▸ **Given request**
Give the lines again exactly, from the one holding "What's the underlying" to the last line of the listing below, both ends included and nothing added.

▸ **Stored data**
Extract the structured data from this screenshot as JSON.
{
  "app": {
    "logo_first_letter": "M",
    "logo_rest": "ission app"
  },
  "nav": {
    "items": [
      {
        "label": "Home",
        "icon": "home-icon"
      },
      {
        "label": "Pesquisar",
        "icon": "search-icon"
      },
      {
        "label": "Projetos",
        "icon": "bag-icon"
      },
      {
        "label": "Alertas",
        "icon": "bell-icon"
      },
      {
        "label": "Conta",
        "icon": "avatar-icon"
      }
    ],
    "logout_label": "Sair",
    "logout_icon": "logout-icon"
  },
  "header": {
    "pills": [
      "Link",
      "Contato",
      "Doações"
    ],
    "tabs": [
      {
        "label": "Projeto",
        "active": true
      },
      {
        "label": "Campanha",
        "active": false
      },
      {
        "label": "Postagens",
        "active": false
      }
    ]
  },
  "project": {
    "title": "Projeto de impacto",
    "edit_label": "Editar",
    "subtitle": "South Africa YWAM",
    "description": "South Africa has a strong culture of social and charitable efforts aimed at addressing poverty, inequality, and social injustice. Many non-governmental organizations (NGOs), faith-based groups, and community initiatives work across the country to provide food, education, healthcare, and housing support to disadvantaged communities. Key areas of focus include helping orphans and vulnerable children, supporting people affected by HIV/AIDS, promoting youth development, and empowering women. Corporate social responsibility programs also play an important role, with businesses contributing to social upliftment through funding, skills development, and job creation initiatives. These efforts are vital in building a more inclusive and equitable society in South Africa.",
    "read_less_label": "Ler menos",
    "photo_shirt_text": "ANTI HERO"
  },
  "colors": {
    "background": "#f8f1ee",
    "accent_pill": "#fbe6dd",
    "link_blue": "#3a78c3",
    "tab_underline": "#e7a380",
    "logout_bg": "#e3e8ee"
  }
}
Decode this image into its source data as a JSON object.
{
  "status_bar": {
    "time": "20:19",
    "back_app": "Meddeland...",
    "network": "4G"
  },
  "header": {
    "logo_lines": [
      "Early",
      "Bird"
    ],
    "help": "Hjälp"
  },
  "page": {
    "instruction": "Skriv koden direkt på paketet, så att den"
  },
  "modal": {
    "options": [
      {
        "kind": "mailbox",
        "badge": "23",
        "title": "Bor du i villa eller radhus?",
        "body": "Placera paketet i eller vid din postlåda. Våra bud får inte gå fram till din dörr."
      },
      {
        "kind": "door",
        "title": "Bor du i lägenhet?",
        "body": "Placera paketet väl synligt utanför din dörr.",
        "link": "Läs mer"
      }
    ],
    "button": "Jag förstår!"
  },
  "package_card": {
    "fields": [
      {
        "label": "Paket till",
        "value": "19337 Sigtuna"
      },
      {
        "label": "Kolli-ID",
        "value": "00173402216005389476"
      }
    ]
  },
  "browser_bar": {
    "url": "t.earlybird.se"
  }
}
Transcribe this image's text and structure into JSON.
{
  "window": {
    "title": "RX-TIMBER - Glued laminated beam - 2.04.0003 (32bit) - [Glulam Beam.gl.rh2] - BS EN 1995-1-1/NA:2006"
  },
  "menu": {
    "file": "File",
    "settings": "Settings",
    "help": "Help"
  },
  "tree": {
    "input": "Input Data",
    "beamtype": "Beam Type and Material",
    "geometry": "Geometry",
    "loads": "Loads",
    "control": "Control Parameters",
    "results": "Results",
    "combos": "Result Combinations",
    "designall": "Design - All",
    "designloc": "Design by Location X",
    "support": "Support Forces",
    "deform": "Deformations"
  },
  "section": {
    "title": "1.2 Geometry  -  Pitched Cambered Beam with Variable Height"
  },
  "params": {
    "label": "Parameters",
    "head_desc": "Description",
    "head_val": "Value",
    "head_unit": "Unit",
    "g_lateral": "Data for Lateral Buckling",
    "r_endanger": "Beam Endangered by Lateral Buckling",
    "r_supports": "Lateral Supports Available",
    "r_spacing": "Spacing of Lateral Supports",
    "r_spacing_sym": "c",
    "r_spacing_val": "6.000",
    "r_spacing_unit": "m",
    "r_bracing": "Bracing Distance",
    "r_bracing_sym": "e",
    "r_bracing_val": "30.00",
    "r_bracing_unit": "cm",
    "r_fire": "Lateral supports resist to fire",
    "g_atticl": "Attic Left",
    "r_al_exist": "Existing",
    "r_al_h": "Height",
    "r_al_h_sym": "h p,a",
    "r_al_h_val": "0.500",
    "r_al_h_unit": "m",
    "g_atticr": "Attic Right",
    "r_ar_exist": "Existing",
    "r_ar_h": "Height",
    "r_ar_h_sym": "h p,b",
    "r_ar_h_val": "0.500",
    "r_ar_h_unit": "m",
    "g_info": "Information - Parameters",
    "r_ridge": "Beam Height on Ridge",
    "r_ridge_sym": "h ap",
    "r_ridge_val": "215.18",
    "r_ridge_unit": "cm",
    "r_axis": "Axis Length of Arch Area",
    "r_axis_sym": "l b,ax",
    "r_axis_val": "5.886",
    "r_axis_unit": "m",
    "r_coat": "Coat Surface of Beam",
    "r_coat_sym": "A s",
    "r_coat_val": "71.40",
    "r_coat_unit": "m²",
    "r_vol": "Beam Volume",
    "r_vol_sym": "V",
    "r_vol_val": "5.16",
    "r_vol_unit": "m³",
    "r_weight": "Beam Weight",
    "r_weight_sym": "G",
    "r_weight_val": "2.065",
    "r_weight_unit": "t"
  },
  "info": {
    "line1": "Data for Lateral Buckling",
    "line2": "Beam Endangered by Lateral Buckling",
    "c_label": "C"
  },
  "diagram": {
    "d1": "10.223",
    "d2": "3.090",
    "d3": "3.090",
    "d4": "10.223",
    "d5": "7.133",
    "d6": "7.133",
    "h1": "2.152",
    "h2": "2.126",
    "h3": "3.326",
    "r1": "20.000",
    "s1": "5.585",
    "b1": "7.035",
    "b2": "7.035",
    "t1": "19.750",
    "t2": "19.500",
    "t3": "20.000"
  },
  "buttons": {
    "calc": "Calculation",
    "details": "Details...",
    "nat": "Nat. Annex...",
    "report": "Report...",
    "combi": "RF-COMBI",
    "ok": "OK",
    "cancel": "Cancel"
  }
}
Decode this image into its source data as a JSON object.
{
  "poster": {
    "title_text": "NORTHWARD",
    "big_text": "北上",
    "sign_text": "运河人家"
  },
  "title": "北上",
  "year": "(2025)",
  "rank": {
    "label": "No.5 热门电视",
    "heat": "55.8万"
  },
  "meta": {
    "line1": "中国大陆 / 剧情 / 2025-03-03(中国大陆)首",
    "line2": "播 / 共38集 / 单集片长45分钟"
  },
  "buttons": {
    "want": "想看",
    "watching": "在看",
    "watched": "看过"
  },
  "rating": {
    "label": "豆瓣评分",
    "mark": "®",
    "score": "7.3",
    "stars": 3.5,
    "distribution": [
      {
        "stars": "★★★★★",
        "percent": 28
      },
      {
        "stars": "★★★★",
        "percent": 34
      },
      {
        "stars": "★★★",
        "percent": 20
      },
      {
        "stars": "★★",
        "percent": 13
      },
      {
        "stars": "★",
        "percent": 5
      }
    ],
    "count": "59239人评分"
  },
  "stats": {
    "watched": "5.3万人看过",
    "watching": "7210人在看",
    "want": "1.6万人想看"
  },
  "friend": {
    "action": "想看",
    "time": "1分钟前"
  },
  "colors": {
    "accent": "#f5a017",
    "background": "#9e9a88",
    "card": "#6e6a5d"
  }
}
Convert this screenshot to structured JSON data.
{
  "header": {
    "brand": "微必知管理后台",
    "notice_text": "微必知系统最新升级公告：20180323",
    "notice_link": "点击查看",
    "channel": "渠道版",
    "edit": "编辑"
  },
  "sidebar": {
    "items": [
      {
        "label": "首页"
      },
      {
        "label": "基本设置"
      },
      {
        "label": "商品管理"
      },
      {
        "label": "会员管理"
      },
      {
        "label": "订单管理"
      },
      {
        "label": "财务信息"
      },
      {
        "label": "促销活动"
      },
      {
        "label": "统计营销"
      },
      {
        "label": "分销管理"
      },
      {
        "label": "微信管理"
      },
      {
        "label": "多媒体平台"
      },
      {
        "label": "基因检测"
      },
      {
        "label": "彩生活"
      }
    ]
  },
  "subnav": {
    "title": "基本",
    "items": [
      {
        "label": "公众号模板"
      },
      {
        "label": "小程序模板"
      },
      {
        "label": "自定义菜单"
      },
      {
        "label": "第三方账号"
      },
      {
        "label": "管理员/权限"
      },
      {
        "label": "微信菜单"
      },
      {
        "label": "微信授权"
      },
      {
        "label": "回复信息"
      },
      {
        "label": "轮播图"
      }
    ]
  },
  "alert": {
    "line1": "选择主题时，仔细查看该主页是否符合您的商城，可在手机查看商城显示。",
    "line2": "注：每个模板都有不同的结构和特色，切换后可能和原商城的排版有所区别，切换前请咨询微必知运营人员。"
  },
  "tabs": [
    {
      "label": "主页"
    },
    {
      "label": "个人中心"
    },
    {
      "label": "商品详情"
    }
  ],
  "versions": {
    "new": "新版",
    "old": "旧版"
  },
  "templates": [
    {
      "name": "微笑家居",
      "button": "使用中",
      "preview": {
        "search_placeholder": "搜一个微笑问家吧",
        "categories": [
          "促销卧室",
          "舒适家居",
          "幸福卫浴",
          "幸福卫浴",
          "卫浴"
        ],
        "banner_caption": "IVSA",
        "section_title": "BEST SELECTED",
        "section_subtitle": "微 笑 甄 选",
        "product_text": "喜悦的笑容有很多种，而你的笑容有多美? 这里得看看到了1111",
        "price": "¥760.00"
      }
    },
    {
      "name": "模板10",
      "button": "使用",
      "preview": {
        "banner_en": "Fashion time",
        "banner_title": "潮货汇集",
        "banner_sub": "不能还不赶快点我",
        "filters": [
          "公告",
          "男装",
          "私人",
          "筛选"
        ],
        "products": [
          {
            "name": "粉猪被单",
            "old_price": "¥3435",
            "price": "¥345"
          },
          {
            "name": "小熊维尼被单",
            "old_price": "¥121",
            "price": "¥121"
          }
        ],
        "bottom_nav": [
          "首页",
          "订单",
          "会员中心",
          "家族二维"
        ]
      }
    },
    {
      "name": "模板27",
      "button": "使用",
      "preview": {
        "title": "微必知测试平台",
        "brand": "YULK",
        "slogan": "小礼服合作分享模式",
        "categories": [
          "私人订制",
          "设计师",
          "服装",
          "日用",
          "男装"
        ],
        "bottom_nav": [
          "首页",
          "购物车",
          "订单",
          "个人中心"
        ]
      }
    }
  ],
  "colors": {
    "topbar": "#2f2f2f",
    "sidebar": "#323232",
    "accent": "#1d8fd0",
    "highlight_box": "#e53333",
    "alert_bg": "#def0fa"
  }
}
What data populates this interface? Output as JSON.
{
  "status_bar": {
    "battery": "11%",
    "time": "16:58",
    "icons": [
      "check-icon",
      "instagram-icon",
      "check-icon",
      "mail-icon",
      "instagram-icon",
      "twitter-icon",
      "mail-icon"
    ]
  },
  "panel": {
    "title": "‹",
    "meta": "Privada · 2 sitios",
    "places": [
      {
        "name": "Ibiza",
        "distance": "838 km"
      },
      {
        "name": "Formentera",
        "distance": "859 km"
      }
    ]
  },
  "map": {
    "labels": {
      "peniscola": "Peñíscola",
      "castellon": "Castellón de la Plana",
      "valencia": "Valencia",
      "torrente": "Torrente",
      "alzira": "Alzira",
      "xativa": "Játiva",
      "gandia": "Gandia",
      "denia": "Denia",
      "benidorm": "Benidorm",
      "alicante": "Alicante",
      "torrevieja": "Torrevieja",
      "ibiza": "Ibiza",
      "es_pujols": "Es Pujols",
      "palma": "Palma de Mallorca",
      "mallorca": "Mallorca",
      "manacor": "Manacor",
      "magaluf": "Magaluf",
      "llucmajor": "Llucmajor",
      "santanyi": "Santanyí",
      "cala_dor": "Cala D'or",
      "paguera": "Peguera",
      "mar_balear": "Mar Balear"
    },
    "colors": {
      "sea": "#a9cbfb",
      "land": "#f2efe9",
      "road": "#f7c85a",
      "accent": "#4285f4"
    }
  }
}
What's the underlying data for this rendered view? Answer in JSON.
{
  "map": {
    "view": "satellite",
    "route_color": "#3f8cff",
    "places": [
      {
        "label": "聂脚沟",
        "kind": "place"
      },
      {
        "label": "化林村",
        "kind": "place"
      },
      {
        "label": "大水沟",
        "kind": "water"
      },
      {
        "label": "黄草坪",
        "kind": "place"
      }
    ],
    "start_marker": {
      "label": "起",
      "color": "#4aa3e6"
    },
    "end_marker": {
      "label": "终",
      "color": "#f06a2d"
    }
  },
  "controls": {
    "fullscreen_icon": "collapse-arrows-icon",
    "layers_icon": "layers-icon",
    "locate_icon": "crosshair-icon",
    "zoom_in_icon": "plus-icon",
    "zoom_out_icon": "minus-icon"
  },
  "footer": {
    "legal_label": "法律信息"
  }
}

▸ **Exercise answer**
What's the underlying data for this rendered view? Answer in JSON.
{
  "map": {
    "view": "satellite",
    "route_color": "#3f8cff",
    "places": [
      {
        "label": "聂脚沟",
        "kind": "place"
      },
      {
        "label": "化林村",
        "kind": "place"
      },
      {
        "label": "大水沟",
        "kind": "water"
      },
      {
        "label": "黄草坪",
        "kind": "place"
      }
    ],
    "start_marker": {
      "label": "起",
      "color": "#4aa3e6"
    },
    "end_marker": {
      "label": "终",
      "color": "#f06a2d"
    }
  },
  "controls": {
    "fullscreen_icon": "collapse-arrows-icon",
    "layers_icon": "layers-icon",
    "locate_icon": "crosshair-icon",
    "zoom_in_icon": "plus-icon",
    "zoom_out_icon": "minus-icon"
  },
  "footer": {
    "legal_label": "法律信息"
  }
}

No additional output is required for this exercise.